▶ TASK STATEMENT
Search the listing below for "your". Copy each matching line.

[Stored entries]
-*-*-
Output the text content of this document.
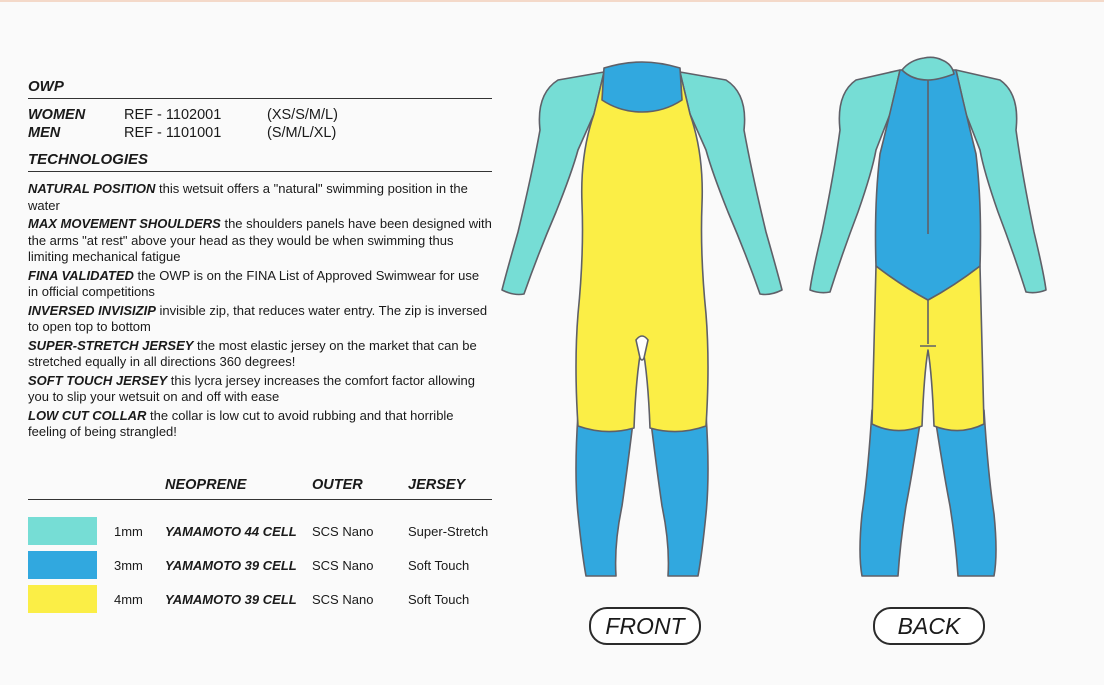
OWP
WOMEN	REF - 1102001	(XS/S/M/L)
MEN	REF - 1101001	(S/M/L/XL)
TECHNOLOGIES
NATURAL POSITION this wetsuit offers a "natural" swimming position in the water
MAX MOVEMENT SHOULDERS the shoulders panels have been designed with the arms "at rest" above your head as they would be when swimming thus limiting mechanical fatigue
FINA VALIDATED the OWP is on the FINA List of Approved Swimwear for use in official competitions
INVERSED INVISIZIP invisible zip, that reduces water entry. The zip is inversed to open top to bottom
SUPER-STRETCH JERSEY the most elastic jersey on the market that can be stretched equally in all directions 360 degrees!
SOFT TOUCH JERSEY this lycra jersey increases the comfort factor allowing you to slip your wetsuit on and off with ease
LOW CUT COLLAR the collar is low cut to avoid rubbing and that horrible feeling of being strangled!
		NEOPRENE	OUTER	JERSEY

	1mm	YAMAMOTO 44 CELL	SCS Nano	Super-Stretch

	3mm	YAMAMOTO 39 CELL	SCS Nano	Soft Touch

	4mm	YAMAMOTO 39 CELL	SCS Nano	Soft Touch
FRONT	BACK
-*-*-
▶ TASK RESPONSE
MAX MOVEMENT SHOULDERS the shoulders panels have been designed with the arms "at rest" above your head as they would be when swimming thus limiting mechanical fatigue
SOFT TOUCH JERSEY this lycra jersey increases the comfort factor allowing you to slip your wetsuit on and off with ease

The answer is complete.